[Условия задания]
Продолжите текст о кризисе кинорежиссуры, начав сразу после его последнего предложения.

Думаю, правомерно говорить не о снижении одаренности участников кинематографического процесса, не о непрерывном понижении роли главных создателей картин (имеются в виду режиссеры—уточняю, поскольку последнее замечание более чем небезосновательно) в их производстве, а о кризисе режиссуры, век назад пережившей расцвет и перешагнувшей в новый безо всяких обязательств с собственной стороны. Быть может, данный вопрос ставится несколько преждевременно, или, наоборот, с некоторым опозданием (кинопроцесс, в сущности, описывает ровные круги вокруг «мертвой точки», и довольно сложно определить занимаемые нами позиции). Профессия режиссера, если говорить о ее метафизическом плане, переживает кризис, затрагивающий собственно режиссерское сознание. Беспри-страстное (или же, наоборот, пристрастное) обсуждение того, достойны ли лауреаты присужденных призов, минует ситуацию, вокруг которой складывается сегодняшний кинопроцесс. Игнорирование этой ситуации чревато ее долговременностью, ведь все острее проявляется тенденция к афишированию кризиса и превращению его в элемент моды.

(Записи коллекции)
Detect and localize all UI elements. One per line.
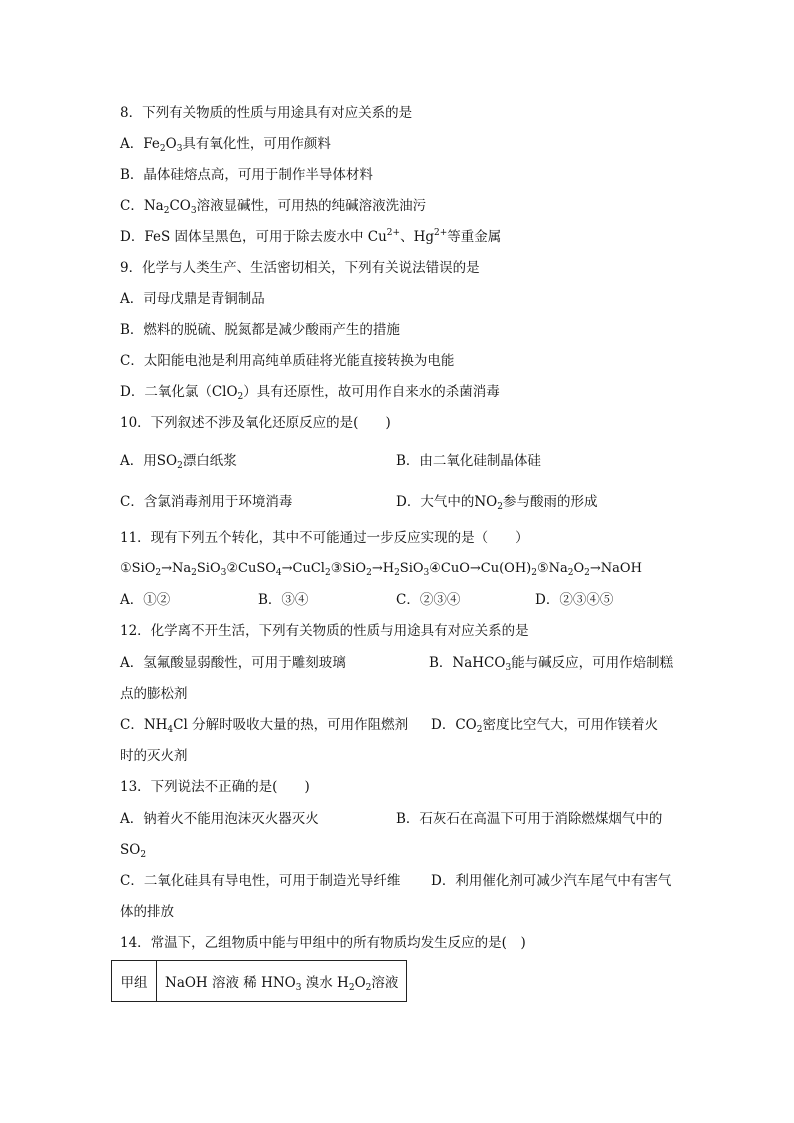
q11-option-b: B．③④ — [258, 592, 309, 608]
q10-option-b: B．由二氧化硅制晶体硅 — [396, 453, 541, 469]
q12-option-b: B．NaHCO$_3$能与碱反应，可用作焙制糕 — [429, 655, 674, 673]
q11-reactions: $①SiO_2\to Na_2SiO_3②CuSO_4\to CuCl_2③SiO_2\to H_2SiO_3④CuO\to Cu(OH)_2⑤Na_2O_2\to NaOH$ — [120, 561, 642, 578]
q11-option-a: A．①② — [120, 592, 171, 608]
q13-stem: 13．下列说法不正确的是( ) — [120, 779, 310, 795]
q12-option-d: D．$CO_2$密度比空气大，可用作镁着火 — [431, 717, 658, 735]
q12-option-b-cont: 点的膨松剂 — [120, 686, 188, 702]
q8-stem: 8．下列有关物质的性质与用途具有对应关系的是 — [120, 105, 413, 121]
q12-option-a: A．氢氟酸显弱酸性，可用于雕刻玻璃 — [120, 655, 346, 671]
q10-option-c: C．含氯消毒剂用于环境消毒 — [120, 494, 293, 510]
q13-option-d-cont: 体的排放 — [120, 904, 174, 920]
q11-option-d: D．②③④⑤ — [535, 592, 614, 608]
q8-option-d: D．FeS 固体呈黑色，可用于除去废水中 $Cu^{2+}$、$Hg^{2+}$等重金属 — [120, 228, 502, 245]
q9-option-b: B．燃料的脱硫、脱氮都是减少酸雨产生的措施 — [120, 322, 400, 338]
q12-option-c: C．$NH_4Cl$ 分解时吸收大量的热，可用作阻燃剂 — [120, 717, 409, 735]
q9-option-d: D．二氧化氯（ClO$_2$）具有还原性，故可用作自来水的杀菌消毒 — [120, 384, 500, 402]
q10-stem: 10．下列叙述不涉及氧化还原反应的是( ) — [120, 415, 391, 431]
q8-option-c: C．$Na_2CO_3$溶液显碱性，可用热的纯碱溶液洗油污 — [120, 198, 427, 216]
q9-stem: 9．化学与人类生产、生活密切相关，下列有关说法错误的是 — [120, 260, 480, 276]
q13-option-b: B．石灰石在高温下可用于消除燃煤烟气中的 — [396, 811, 663, 827]
q13-option-c: C．二氧化硅具有导电性，可用于制造光导纤维 — [120, 873, 401, 889]
q11-stem: 11．现有下列五个转化，其中不可能通过一步反应实现的是（ ） — [120, 530, 529, 546]
q9-option-c: C．太阳能电池是利用高纯单质硅将光能直接转换为电能 — [120, 353, 455, 369]
q14-stem: 14．常温下，乙组物质中能与甲组中的所有物质均发生反应的是( ) — [120, 935, 526, 951]
table-row — [112, 961, 407, 1002]
q13-option-d: D．利用催化剂可减少汽车尾气中有害气 — [431, 873, 672, 889]
q8-option-b: B．晶体硅熔点高，可用于制作半导体材料 — [120, 167, 373, 183]
q10-option-a: A．用$SO_2$漂白纸浆 — [120, 453, 237, 471]
group-jia-substances: NaOH 溶液 稀 $HNO_3$ 溴水 $H_2O_2$溶液 — [157, 961, 407, 1002]
q10-option-d: D．大气中的$NO_2$参与酸雨的形成 — [396, 494, 598, 512]
q11-option-c: C．②③④ — [396, 592, 461, 608]
q13-option-a: A．钠着火不能用泡沫灭火器灭火 — [120, 811, 319, 827]
q12-stem: 12．化学离不开生活，下列有关物质的性质与用途具有对应关系的是 — [120, 623, 529, 639]
group-jia-header: 甲组 — [112, 961, 157, 1002]
q9-option-a: A．司母戊鼎是青铜制品 — [120, 291, 265, 307]
q13-option-b-cont: $SO_2$ — [120, 842, 147, 860]
group-table — [111, 960, 407, 1002]
q8-option-a: A．$Fe_2O_3$具有氧化性，可用作颜料 — [120, 136, 331, 154]
q12-option-d-cont: 时的灭火剂 — [120, 748, 188, 764]
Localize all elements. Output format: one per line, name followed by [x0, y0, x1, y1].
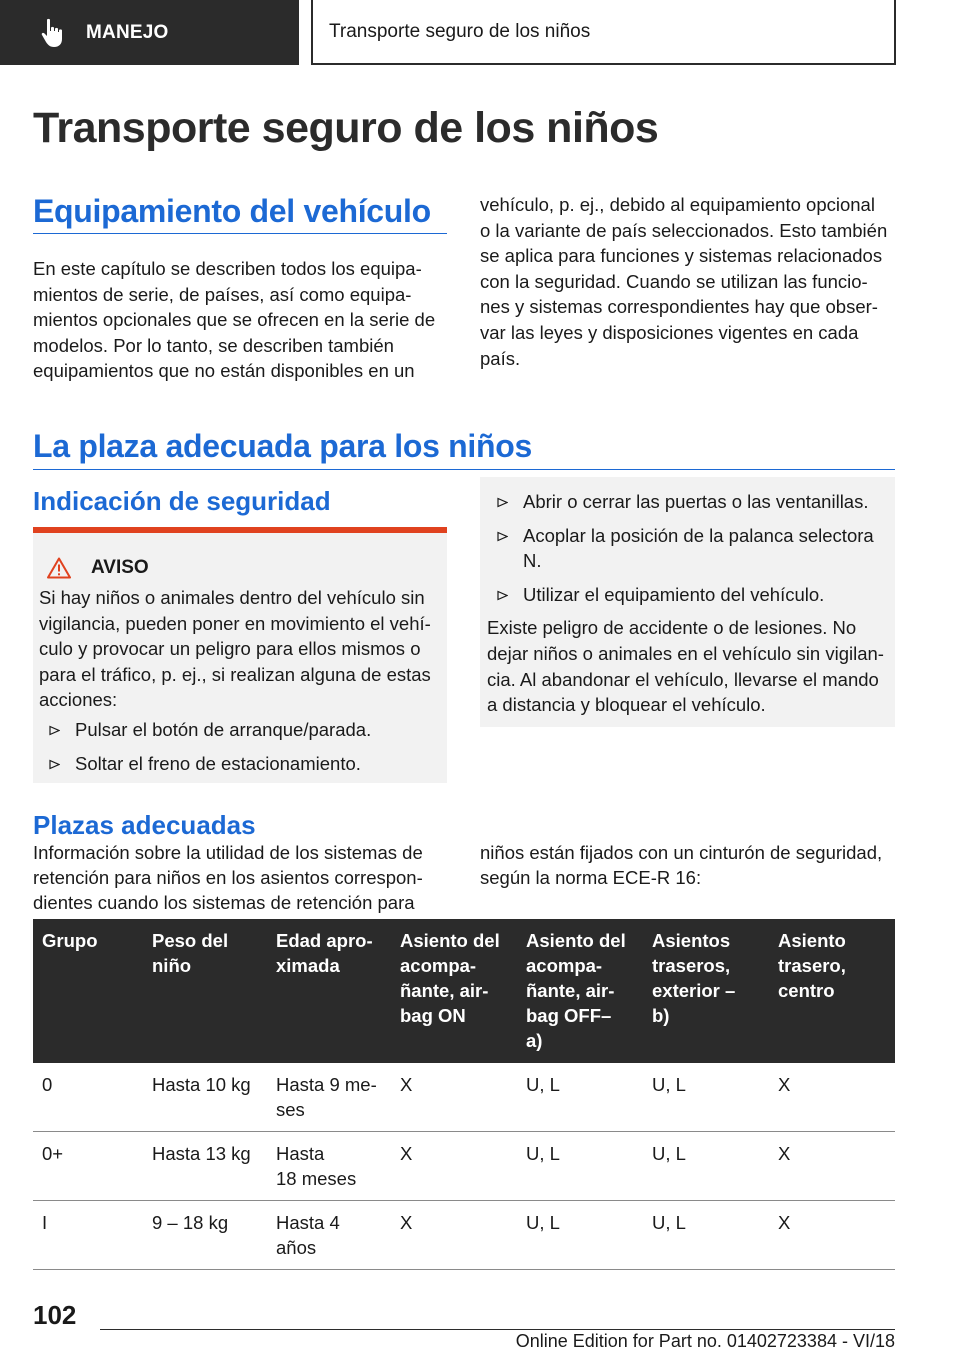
plazas-text-left: [33, 840, 453, 915]
table-cell: X: [769, 1201, 895, 1270]
bullet-text: Acoplar la posición de la palanca selectora: [523, 524, 874, 546]
heading-plazas-adecuadas: Plazas adecuadas: [33, 810, 256, 840]
list-item: [487, 582, 885, 608]
chapter-tab: [0, 0, 299, 65]
heading-plaza-adecuada: La plaza adecuada para los niños: [33, 428, 533, 464]
table-row: [33, 1132, 895, 1201]
table-cell: U, L: [643, 1132, 769, 1201]
text-line: niños están fijados con un cinturón de seguridad,: [480, 842, 883, 863]
warning-bullets-left: [39, 717, 437, 776]
text-line: equipamientos que no están disponibles en un: [33, 360, 415, 382]
child-seat-table: [33, 919, 895, 1270]
table-cell: Hasta 4 años: [267, 1201, 391, 1270]
table-cell: 0: [33, 1063, 143, 1132]
bullet-text: Pulsar el botón de arranque/parada.: [75, 718, 372, 740]
page-title: Transporte seguro de los niños: [33, 104, 659, 152]
table-cell: 9 – 18 kg: [143, 1201, 267, 1270]
bullet-text: Utilizar el equipamiento del vehículo.: [523, 583, 825, 605]
warning-box-continued: [480, 477, 895, 727]
table-cell: X: [769, 1063, 895, 1132]
text-line: retención para niños en los asientos correspon-: [33, 867, 423, 888]
table-header-cell: Peso del niño: [152, 930, 229, 976]
heading-indicacion-seguridad: Indicación de seguridad: [33, 486, 331, 516]
text-line: culo y provocar un peligro para ellos mismos o: [39, 638, 421, 660]
text-line: mientos de serie, de países, así como equipa-: [33, 283, 412, 305]
running-header: Transporte seguro de los niños: [311, 0, 896, 65]
table-header-cell: Grupo: [42, 930, 98, 951]
text-line: modelos. Por lo tanto, se describen también: [33, 334, 394, 356]
text-line: vehículo, p. ej., debido al equipamiento opcional: [480, 194, 875, 215]
table-cell: Hasta 9 me- ses: [267, 1063, 391, 1132]
warning-box: [33, 527, 447, 783]
footer-rule: [100, 1329, 895, 1330]
table-header-cell: Asiento del acompa- ñante, air- bag OFF– a): [526, 930, 626, 1051]
triangle-bullet-icon: [497, 531, 508, 542]
warning-bullets-right: [487, 489, 885, 607]
table-cell: Hasta 18 meses: [267, 1132, 391, 1201]
list-item: [487, 489, 885, 515]
equipamiento-text-right: [480, 192, 900, 371]
table-cell: X: [769, 1132, 895, 1201]
triangle-bullet-icon: [49, 759, 60, 770]
table-cell: U, L: [517, 1063, 643, 1132]
text-line: según la norma ECE-R 16:: [480, 867, 702, 888]
warning-label: AVISO: [91, 557, 149, 578]
triangle-bullet-icon: [49, 725, 60, 736]
table-cell: Hasta 13 kg: [143, 1132, 267, 1201]
plazas-text-right: [480, 840, 900, 890]
table-cell: X: [391, 1201, 517, 1270]
text-line: var las leyes y disposiciones vigentes en cada: [480, 321, 859, 343]
table-cell: U, L: [643, 1201, 769, 1270]
heading-rule: [33, 469, 895, 470]
text-line: mientos opcionales que se ofrecen en la serie de: [33, 309, 436, 331]
footer-edition: Online Edition for Part no. 01402723384 - VI/18: [515, 1331, 895, 1351]
bullet-text: Soltar el freno de estacionamiento.: [75, 752, 361, 774]
text-line: se aplica para funciones y sistemas relacionados: [480, 245, 883, 267]
table-header-row: [33, 919, 895, 1063]
text-line: o la variante de país seleccionados. Esto también: [480, 219, 888, 241]
list-item: [487, 523, 885, 574]
warning-header: [47, 557, 437, 579]
text-line: nes y sistemas correspondientes hay que obser-: [480, 296, 878, 318]
heading-equipamiento: Equipamiento del vehículo: [33, 193, 431, 229]
table-cell: X: [391, 1132, 517, 1201]
text-line: dientes cuando los sistemas de retención para: [33, 892, 415, 913]
table-cell: U, L: [517, 1201, 643, 1270]
warning-closing-text: [487, 615, 885, 717]
list-item: [39, 751, 437, 777]
text-line: dejar niños o animales en el vehículo sin vigilan-: [487, 642, 884, 664]
table-cell: U, L: [517, 1132, 643, 1201]
bullet-text: Abrir o cerrar las puertas o las ventanillas.: [523, 491, 869, 512]
text-line: con la seguridad. Cuando se utilizan las funcio-: [480, 270, 868, 292]
text-line: Información sobre la utilidad de los sistemas de: [33, 842, 423, 863]
table-cell: I: [33, 1201, 143, 1270]
table-cell: U, L: [643, 1063, 769, 1132]
hand-pointer-icon: [40, 18, 66, 48]
text-line: vigilancia, pueden poner en movimiento el vehí-: [39, 612, 431, 634]
table-row: [33, 1201, 895, 1270]
list-item: [39, 717, 437, 743]
equipamiento-text-left: [33, 256, 453, 384]
triangle-bullet-icon: [497, 590, 508, 601]
text-line: En este capítulo se describen todos los equipa-: [33, 258, 422, 279]
table-header-cell: Edad apro- ximada: [276, 930, 373, 976]
table-row: [33, 1063, 895, 1132]
text-line: Si hay niños o animales dentro del vehículo sin: [39, 587, 425, 608]
text-line: Existe peligro de accidente o de lesiones. No: [487, 617, 857, 639]
table-header-cell: Asiento del acompa- ñante, air- bag ON: [400, 930, 500, 1026]
text-line: acciones:: [39, 689, 118, 711]
table-cell: X: [391, 1063, 517, 1132]
text-line: cia. Al abandonar el vehículo, llevarse el mando: [487, 668, 879, 690]
text-line: país.: [480, 347, 521, 369]
warning-text: [39, 585, 437, 713]
heading-rule: [33, 233, 447, 234]
text-line: a distancia y bloquear el vehículo.: [487, 694, 766, 716]
table-header-cell: Asientos traseros, exterior – b): [652, 930, 736, 1026]
text-line: para el tráfico, p. ej., si realizan alguna de estas: [39, 663, 431, 685]
bullet-text: N.: [523, 550, 542, 572]
chapter-label: MANEJO: [86, 21, 169, 43]
table-header-cell: Asiento trasero, centro: [778, 930, 846, 1001]
warning-triangle-icon: [47, 557, 71, 579]
table-cell: Hasta 10 kg: [143, 1063, 267, 1132]
triangle-bullet-icon: [497, 497, 508, 508]
page-number: 102: [33, 1300, 77, 1330]
table-cell: 0+: [33, 1132, 143, 1201]
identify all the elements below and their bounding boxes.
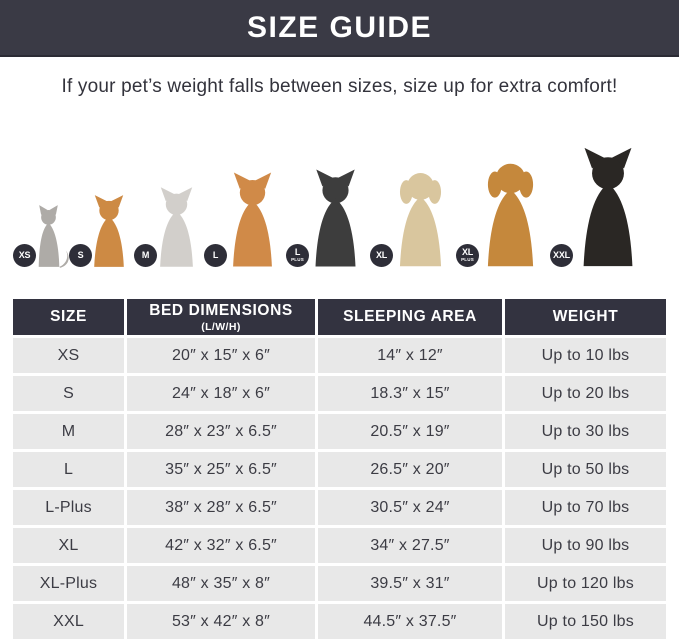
pet-border-collie-l-plus — [291, 168, 374, 268]
cell-sleeping-area: 14″ x 12″ — [318, 338, 502, 373]
cell-size: XL-Plus — [13, 566, 124, 601]
cell-bed-dimensions: 48″ x 35″ x 8″ — [127, 566, 315, 601]
column-header-label: SLEEPING AREA — [343, 308, 477, 325]
size-table — [13, 299, 666, 639]
cell-weight: Up to 10 lbs — [505, 338, 666, 373]
pet-labrador-xl — [375, 165, 460, 268]
cell-sleeping-area: 26.5″ x 20″ — [318, 452, 502, 487]
page-title: SIZE GUIDE — [246, 10, 433, 44]
cell-bed-dimensions: 38″ x 28″ x 6.5″ — [127, 490, 315, 525]
cell-sleeping-area: 30.5″ x 24″ — [318, 490, 502, 525]
badge-label: M — [141, 250, 150, 260]
cell-weight: Up to 90 lbs — [505, 528, 666, 563]
dog-silhouette-icon — [561, 146, 655, 268]
cell-sleeping-area: 44.5″ x 37.5″ — [318, 604, 502, 639]
column-header-bed-dimensions — [127, 299, 315, 335]
cell-bed-dimensions: 20″ x 15″ x 6″ — [127, 338, 315, 373]
size-badge-l — [204, 244, 227, 267]
size-badge-s — [69, 244, 92, 267]
cell-size: XXL — [13, 604, 124, 639]
cell-bed-dimensions: 35″ x 25″ x 6.5″ — [127, 452, 315, 487]
badge-label: XXL — [553, 250, 570, 260]
pet-french-bulldog-m — [141, 186, 208, 268]
cell-size: XL — [13, 528, 124, 563]
title-banner — [0, 0, 679, 57]
size-badge-xl — [370, 244, 393, 267]
pet-doberman-xxl — [553, 146, 655, 268]
badge-label: XL — [375, 250, 388, 260]
cell-weight: Up to 150 lbs — [505, 604, 666, 639]
badge-label: XL — [461, 247, 474, 258]
badge-label: L — [212, 250, 219, 260]
pets-strip — [0, 128, 679, 268]
size-badge-xs — [13, 244, 36, 267]
cell-weight: Up to 50 lbs — [505, 452, 666, 487]
cell-weight: Up to 20 lbs — [505, 376, 666, 411]
cell-size: L-Plus — [13, 490, 124, 525]
cell-size: XS — [13, 338, 124, 373]
cell-sleeping-area: 39.5″ x 31″ — [318, 566, 502, 601]
cell-bed-dimensions: 24″ x 18″ x 6″ — [127, 376, 315, 411]
column-header-label: BED DIMENSIONS — [149, 301, 293, 319]
size-badge-m — [134, 244, 157, 267]
badge-label: S — [77, 250, 84, 260]
cell-sleeping-area: 34″ x 27.5″ — [318, 528, 502, 563]
cell-bed-dimensions: 53″ x 42″ x 8″ — [127, 604, 315, 639]
cell-bed-dimensions: 42″ x 32″ x 6.5″ — [127, 528, 315, 563]
badge-sublabel: PLUS — [461, 257, 474, 263]
cell-sleeping-area: 18.3″ x 15″ — [318, 376, 502, 411]
pet-golden-retriever-xl-plus — [461, 155, 554, 268]
badge-sublabel: PLUS — [291, 257, 304, 263]
column-header-label: WEIGHT — [552, 308, 619, 325]
column-header-label: SIZE — [50, 308, 87, 325]
pet-shiba-l — [212, 171, 290, 268]
dog-silhouette-icon — [381, 165, 460, 268]
dog-silhouette-icon — [467, 155, 554, 268]
cell-weight: Up to 120 lbs — [505, 566, 666, 601]
badge-label: L — [294, 247, 301, 258]
cell-bed-dimensions: 28″ x 23″ x 6.5″ — [127, 414, 315, 449]
size-badge-l-plus — [286, 244, 309, 267]
size-badge-xl-plus — [456, 244, 479, 267]
pet-cat-xs — [18, 204, 73, 268]
cell-weight: Up to 70 lbs — [505, 490, 666, 525]
size-badge-xxl — [550, 244, 573, 267]
cell-sleeping-area: 20.5″ x 19″ — [318, 414, 502, 449]
cell-size: M — [13, 414, 124, 449]
badge-label: XS — [18, 250, 31, 260]
cell-size: L — [13, 452, 124, 487]
size-advice-text: If your pet’s weight falls between sizes, size up for extra comfort! — [61, 76, 618, 97]
cell-size: S — [13, 376, 124, 411]
column-header-size — [13, 299, 124, 335]
column-header-sublabel: (L/W/H) — [201, 320, 241, 333]
pet-pomeranian-s — [77, 194, 138, 268]
cell-weight: Up to 30 lbs — [505, 414, 666, 449]
column-header-sleeping-area — [318, 299, 502, 335]
column-header-weight — [505, 299, 666, 335]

[Ответ на задание]
Мы остановимся, главным образом, на одном аспекте проблемы, который, исходя из насущных потребностей, волнует больше всего. Режиссура, понятие многомерное и многоплановое, предполагает, кроме искренности выражения, самоопределение характера отношений со зрителем. Долгое время эта частота была настроена, посему казалась естественной, теперь же дает непрерывные сбои. Уровень искусства меряется в том числе степенью доверия зрителю и степенью налаженности связи, приглашающей его к сотворчеству. Для нынешнего уровня характерна потеря доверия и утрата связи.
Деление этой статьи на главы столь же условно, сколь в корне условно деление на кино авторское и массовое. Потребность в классификации выказывает различный угол преломления, накладываемый на произведение теми задачами, лучше сказать, требованиями, которые оно раскрывает перед зрителем в качестве непреложного факта. Зритель выступает в роли объекта, которому дают взглянуть, в то время как мыслительный процесс, в большей или меньшей степени, заблаговременно осуществлен. Реакция на картину, однако, необходима, и в соответствии с ее характером и произведено нижеследующее деление.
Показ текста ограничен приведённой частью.